** Start EXTRACTED RECORDS **

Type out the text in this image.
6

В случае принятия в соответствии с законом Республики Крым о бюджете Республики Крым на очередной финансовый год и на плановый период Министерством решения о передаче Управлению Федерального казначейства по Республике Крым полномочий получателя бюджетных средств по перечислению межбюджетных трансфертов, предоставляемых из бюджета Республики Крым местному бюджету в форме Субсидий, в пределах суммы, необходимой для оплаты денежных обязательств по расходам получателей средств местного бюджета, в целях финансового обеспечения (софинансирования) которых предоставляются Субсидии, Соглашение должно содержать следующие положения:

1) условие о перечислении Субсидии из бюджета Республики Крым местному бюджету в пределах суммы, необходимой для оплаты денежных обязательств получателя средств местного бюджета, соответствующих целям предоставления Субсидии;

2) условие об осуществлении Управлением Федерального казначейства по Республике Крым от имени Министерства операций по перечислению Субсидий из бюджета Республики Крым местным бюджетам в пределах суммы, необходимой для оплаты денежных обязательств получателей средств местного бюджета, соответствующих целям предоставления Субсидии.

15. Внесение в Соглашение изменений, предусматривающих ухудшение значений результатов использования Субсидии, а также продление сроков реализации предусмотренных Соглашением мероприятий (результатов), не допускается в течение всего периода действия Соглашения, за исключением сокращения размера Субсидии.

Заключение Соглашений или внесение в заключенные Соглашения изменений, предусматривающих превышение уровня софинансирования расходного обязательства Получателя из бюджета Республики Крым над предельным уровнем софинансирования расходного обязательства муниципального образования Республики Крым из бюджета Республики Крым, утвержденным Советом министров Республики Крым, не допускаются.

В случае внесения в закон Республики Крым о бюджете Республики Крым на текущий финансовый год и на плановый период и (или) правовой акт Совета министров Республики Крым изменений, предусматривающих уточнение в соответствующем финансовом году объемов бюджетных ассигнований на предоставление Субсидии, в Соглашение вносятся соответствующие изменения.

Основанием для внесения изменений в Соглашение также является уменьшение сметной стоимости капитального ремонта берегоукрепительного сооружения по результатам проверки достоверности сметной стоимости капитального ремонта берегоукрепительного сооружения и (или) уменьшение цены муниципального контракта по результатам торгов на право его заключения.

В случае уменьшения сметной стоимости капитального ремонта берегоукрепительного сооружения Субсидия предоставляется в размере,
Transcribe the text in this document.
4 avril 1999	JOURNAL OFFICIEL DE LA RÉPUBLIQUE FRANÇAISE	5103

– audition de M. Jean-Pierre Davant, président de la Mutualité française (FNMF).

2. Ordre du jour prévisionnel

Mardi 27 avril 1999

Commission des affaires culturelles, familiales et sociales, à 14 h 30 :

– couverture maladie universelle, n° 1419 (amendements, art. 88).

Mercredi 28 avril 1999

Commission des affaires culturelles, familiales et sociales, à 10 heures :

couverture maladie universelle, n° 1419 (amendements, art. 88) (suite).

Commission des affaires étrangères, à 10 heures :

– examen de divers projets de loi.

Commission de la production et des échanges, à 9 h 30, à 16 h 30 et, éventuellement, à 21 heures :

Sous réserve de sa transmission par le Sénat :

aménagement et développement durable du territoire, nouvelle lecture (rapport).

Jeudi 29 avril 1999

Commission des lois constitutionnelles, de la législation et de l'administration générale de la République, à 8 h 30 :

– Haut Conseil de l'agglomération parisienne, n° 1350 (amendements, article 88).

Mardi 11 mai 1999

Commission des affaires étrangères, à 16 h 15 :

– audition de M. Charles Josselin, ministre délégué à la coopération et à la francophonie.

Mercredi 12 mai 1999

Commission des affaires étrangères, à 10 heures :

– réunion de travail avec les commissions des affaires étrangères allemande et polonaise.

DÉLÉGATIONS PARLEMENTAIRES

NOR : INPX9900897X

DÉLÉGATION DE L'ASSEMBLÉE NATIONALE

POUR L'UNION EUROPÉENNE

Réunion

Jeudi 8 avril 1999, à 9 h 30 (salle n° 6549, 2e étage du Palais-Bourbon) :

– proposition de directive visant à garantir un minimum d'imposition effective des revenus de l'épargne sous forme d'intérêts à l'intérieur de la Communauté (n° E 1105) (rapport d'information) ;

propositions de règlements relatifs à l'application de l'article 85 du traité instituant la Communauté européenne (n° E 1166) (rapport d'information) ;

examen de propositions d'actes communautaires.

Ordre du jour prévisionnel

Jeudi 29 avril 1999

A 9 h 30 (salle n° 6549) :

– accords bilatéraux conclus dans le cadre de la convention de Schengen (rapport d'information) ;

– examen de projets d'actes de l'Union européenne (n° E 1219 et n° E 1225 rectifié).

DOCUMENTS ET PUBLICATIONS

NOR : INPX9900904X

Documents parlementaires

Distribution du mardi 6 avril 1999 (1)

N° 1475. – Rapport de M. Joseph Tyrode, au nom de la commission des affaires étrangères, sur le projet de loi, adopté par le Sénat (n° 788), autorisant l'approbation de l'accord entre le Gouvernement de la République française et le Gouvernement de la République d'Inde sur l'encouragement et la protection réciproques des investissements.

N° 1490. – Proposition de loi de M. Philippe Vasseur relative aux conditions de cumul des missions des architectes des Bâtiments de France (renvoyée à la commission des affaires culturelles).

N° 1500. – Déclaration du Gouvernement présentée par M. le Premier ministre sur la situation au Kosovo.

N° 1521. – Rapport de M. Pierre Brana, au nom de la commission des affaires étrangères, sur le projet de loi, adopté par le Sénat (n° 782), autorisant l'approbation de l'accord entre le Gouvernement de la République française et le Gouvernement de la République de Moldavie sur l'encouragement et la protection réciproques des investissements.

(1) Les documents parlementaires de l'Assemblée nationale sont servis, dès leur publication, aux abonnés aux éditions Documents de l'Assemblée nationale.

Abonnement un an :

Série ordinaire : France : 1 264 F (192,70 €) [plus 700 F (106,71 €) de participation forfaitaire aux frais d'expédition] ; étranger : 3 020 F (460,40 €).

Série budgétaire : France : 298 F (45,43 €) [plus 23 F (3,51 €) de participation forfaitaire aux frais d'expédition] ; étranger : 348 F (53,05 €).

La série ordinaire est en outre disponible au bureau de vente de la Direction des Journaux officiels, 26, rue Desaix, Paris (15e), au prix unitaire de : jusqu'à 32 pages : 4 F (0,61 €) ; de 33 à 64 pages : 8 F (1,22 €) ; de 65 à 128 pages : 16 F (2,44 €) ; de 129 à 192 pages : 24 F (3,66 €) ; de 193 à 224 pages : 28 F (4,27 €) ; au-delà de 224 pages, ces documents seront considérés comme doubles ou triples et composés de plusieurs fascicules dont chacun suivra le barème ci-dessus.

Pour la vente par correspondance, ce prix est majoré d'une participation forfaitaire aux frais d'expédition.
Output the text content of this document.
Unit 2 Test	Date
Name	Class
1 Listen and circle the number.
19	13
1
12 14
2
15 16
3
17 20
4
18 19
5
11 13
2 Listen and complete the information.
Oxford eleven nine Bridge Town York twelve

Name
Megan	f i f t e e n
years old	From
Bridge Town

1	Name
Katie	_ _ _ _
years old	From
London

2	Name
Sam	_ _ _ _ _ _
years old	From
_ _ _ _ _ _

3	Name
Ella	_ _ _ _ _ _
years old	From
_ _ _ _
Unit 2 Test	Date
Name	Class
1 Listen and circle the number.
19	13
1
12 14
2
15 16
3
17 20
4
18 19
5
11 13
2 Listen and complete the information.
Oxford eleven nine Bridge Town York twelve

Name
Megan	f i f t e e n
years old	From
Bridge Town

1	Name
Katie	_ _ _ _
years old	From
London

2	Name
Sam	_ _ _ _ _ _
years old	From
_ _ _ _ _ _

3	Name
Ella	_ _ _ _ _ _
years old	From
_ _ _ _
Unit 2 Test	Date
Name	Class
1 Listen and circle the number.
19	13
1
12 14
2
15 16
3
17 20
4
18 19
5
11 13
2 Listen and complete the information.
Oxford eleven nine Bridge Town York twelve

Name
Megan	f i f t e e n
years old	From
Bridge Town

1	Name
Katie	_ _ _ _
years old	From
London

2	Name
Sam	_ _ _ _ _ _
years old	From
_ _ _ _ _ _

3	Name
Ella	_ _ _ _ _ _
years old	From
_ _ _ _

** End EXTRACTED RECORDS **

Which lines above hold the word "муниципального"? Copy each of them.

Заключение Соглашений или внесение в заключенные Соглашения изменений, предусматривающих превышение уровня софинансирования расходного обязательства Получателя из бюджета Республики Крым над предельным уровнем софинансирования расходного обязательства муниципального образования Республики Крым из бюджета Республики Крым, утвержденным Советом министров Республики Крым, не допускаются.
Основанием для внесения изменений в Соглашение также является уменьшение сметной стоимости капитального ремонта берегоукрепительного сооружения по результатам проверки достоверности сметной стоимости капитального ремонта берегоукрепительного сооружения и (или) уменьшение цены муниципального контракта по результатам торгов на право его заключения.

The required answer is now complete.